**ROWS**
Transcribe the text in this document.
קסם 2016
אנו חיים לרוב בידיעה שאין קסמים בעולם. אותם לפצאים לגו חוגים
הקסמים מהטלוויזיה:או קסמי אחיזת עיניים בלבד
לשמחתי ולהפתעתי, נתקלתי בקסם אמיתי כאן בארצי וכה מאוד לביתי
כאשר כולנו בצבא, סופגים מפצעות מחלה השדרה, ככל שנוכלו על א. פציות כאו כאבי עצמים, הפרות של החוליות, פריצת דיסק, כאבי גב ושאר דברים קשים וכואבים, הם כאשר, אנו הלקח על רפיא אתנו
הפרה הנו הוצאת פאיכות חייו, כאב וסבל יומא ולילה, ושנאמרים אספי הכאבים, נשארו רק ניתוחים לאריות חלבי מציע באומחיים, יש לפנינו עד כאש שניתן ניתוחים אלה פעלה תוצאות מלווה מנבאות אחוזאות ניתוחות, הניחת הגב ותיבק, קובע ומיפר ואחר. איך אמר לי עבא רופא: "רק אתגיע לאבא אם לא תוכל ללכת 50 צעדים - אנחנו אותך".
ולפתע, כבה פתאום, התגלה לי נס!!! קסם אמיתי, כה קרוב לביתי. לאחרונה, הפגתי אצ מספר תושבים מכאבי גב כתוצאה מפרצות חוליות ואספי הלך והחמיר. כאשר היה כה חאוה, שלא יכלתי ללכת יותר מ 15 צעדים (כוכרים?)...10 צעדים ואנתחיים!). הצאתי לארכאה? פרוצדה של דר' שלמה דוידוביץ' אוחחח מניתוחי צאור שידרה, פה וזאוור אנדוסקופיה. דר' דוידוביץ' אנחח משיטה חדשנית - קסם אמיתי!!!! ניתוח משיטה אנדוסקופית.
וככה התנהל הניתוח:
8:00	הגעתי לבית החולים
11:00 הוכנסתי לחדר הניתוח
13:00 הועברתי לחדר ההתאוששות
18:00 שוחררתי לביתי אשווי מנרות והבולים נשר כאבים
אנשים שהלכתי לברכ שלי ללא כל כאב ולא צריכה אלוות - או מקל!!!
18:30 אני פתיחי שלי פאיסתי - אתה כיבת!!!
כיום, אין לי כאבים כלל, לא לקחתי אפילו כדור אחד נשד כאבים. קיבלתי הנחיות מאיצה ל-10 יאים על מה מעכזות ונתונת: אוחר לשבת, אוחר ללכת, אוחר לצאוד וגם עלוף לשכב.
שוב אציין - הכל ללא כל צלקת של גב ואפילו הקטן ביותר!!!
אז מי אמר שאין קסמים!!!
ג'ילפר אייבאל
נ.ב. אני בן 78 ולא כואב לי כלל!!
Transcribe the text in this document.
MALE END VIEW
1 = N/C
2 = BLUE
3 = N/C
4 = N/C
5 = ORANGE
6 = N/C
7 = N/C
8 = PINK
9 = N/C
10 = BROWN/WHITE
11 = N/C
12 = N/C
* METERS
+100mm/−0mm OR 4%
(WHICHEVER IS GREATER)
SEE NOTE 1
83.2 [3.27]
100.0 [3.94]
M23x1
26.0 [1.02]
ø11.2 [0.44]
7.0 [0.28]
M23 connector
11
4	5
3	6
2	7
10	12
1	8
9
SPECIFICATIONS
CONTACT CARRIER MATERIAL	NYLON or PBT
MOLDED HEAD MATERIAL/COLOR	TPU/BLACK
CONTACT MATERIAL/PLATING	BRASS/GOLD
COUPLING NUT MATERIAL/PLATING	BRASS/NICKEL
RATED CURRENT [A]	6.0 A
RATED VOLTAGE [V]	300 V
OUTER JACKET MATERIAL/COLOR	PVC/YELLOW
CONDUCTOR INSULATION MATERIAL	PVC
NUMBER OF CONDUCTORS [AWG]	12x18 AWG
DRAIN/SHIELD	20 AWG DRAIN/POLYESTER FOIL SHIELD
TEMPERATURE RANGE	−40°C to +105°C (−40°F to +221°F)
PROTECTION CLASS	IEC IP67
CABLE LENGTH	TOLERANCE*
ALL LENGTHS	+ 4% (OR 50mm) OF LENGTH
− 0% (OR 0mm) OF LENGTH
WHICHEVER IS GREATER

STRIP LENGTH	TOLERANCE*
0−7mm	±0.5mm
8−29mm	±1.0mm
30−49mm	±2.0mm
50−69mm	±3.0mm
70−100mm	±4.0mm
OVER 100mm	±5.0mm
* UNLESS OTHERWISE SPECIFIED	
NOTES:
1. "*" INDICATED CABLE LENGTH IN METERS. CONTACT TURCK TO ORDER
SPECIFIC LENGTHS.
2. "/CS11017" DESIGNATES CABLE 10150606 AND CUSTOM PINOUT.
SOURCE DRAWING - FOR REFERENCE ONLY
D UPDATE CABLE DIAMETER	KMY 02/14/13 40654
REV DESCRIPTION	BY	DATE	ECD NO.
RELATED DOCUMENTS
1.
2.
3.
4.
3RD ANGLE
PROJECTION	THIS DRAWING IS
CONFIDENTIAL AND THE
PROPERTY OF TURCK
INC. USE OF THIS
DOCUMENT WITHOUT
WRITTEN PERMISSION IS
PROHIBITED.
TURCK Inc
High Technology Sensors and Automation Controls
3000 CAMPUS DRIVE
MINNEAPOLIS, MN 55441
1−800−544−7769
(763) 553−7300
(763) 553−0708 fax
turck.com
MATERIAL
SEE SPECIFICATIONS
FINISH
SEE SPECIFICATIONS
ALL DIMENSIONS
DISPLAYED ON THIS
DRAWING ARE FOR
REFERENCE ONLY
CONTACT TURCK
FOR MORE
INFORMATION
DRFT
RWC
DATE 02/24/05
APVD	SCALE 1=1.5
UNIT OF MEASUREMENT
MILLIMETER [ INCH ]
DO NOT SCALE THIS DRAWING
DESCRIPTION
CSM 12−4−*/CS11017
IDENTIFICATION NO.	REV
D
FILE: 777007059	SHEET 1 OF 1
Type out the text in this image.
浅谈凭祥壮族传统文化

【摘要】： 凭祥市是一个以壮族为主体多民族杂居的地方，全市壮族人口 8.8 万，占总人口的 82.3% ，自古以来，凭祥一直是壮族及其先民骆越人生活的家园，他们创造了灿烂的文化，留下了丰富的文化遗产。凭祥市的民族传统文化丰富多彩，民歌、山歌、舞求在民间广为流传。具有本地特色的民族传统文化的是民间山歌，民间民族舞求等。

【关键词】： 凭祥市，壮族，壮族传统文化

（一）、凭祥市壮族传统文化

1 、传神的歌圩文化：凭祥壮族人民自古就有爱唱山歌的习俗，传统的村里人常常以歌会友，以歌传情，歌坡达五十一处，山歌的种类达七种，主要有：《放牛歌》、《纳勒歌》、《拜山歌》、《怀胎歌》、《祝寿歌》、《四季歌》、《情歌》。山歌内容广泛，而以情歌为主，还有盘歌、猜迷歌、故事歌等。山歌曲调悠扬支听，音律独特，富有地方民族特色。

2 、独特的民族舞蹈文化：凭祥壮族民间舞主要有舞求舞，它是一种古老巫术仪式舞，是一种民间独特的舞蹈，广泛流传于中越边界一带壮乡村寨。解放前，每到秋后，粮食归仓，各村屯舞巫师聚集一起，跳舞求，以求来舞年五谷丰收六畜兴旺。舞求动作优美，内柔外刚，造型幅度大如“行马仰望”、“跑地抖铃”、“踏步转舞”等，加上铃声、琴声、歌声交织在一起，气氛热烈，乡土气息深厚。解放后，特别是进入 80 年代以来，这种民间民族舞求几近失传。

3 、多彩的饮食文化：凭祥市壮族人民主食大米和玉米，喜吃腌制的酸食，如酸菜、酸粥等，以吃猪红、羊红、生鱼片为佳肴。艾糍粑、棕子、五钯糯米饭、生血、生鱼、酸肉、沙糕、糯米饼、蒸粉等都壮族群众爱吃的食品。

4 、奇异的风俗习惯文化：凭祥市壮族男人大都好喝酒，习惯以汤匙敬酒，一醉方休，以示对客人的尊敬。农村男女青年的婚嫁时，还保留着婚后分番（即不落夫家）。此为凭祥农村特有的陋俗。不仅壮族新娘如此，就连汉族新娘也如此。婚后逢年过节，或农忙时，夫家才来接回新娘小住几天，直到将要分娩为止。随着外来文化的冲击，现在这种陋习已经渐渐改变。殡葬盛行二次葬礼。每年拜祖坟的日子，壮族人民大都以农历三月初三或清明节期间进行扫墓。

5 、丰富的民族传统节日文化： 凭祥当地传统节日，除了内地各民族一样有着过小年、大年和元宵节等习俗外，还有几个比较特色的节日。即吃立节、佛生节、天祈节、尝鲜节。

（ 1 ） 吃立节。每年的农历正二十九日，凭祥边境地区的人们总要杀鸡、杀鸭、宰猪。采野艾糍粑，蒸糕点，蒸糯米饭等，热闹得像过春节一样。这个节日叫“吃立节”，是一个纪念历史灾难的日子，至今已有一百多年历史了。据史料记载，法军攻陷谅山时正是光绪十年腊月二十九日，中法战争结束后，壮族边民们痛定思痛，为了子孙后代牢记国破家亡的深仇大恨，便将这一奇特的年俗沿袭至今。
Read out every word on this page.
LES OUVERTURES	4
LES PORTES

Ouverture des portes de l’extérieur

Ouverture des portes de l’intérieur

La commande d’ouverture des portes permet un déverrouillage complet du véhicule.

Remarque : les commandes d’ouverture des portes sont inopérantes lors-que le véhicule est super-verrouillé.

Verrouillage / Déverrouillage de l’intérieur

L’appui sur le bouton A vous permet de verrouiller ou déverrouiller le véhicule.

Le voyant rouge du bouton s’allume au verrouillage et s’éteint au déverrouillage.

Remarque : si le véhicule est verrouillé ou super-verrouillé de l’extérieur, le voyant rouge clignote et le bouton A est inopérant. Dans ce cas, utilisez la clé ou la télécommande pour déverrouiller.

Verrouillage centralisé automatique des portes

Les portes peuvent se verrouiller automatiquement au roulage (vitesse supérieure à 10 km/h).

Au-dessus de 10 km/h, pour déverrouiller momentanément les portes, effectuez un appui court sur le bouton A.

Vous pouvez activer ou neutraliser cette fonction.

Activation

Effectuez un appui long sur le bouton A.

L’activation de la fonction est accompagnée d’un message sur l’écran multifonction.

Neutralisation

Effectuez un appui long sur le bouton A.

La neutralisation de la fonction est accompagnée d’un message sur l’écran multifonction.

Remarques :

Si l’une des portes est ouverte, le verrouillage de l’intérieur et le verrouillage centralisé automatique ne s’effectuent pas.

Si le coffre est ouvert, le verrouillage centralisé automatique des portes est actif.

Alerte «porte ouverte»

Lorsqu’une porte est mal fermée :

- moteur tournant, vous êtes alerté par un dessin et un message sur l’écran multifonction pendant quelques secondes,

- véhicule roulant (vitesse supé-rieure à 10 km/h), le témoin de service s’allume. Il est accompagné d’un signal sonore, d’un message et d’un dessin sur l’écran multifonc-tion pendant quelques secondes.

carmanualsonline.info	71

**CHALLENGE**
Pick out each line containing the string "GREATER" and copy it.

**OUTPUT FOR THIS EXERCISE**
(WHICHEVER IS GREATER)
WHICHEVER IS GREATER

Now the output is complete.